DATA ENTRIES >>

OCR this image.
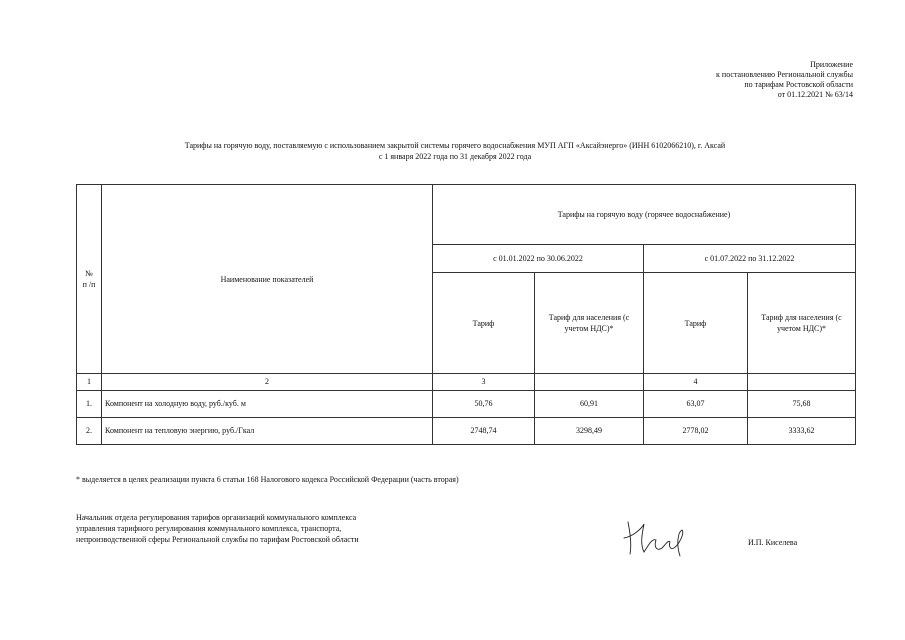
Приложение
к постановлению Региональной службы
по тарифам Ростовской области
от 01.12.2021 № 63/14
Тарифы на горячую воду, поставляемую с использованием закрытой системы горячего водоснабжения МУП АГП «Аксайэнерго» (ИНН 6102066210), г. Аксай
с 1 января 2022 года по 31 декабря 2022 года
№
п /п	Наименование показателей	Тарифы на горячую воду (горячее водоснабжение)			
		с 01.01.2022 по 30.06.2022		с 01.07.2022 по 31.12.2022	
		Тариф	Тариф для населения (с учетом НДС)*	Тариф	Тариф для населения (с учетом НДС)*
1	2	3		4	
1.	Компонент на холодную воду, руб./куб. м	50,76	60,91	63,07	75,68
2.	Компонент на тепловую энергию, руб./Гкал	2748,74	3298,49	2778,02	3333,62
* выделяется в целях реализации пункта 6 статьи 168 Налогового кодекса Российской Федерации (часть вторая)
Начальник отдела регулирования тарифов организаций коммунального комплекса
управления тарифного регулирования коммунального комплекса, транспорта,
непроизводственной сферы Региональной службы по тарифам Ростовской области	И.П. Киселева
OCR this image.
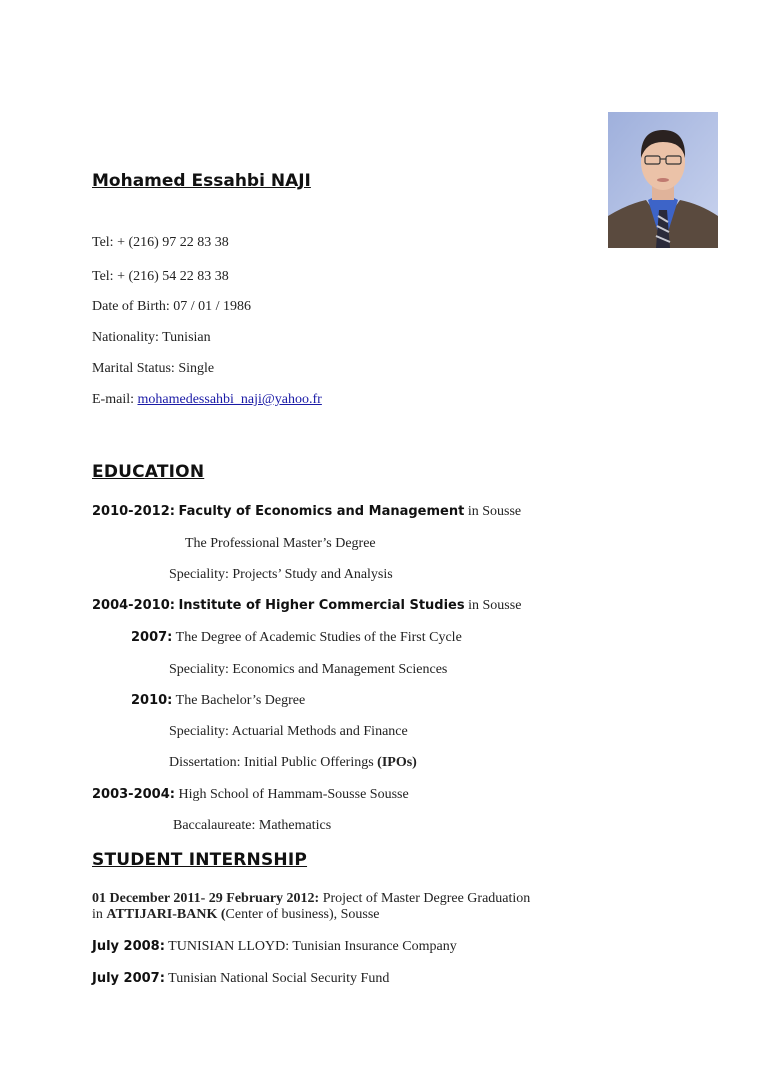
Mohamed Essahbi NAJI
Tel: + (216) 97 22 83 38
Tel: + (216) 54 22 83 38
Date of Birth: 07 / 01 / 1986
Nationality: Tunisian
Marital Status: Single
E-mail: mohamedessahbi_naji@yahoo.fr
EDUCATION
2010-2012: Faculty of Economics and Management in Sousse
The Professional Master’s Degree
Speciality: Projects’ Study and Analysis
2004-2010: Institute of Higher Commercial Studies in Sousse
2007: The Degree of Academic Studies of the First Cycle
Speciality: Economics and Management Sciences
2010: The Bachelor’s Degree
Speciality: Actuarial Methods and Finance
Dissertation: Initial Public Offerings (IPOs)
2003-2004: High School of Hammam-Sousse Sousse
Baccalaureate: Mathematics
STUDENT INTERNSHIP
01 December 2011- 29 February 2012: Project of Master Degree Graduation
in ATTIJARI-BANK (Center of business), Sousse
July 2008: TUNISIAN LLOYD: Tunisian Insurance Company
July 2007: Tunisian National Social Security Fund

* * *

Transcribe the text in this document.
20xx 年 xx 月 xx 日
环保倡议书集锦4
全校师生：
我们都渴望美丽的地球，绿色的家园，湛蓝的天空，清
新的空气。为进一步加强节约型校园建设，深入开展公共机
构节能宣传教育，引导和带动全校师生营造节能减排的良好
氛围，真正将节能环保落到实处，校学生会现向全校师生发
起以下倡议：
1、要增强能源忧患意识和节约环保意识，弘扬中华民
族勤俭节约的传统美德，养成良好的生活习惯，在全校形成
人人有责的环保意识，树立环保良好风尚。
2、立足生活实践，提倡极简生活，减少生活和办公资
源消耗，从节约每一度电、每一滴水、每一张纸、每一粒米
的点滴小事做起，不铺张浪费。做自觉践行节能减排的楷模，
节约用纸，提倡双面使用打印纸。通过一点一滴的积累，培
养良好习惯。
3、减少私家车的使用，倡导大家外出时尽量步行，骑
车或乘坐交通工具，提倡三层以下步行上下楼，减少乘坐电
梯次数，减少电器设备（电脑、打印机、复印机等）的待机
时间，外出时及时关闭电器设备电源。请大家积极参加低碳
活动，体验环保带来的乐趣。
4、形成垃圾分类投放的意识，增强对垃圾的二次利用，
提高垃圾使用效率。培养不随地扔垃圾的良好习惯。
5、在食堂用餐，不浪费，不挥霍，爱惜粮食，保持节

==

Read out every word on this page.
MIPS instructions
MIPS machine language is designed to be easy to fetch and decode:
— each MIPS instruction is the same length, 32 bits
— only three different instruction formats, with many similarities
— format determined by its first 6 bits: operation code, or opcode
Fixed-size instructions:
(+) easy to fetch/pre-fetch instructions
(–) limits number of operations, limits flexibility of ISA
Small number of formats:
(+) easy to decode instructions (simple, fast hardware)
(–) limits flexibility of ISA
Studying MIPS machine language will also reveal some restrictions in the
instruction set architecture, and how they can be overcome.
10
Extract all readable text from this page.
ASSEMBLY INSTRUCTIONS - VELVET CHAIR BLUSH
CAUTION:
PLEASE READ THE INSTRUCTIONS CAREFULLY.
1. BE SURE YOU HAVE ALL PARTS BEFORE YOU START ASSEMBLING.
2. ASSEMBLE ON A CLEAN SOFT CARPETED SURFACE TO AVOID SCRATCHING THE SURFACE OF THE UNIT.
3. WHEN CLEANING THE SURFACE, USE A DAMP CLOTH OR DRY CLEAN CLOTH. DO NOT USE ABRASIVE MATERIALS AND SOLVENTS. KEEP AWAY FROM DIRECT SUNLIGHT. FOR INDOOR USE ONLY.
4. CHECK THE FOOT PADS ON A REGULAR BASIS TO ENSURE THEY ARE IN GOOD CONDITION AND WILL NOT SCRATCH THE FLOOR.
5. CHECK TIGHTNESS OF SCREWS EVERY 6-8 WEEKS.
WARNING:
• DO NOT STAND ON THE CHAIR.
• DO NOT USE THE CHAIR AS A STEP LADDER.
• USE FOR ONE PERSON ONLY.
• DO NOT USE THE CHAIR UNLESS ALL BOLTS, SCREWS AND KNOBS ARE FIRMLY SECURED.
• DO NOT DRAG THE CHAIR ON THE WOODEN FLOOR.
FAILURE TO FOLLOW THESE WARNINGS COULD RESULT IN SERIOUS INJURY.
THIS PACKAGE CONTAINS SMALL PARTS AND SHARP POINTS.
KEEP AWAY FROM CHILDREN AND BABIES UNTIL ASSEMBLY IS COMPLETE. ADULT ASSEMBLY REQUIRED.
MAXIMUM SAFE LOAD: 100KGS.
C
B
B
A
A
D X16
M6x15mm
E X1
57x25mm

WORK TO DO >>
List the lines of the entries that include "July".

ANSWER FOR THIS EXERCISE >>
July 2008: TUNISIAN LLOYD: Tunisian Insurance Company
July 2007: Tunisian National Social Security Fund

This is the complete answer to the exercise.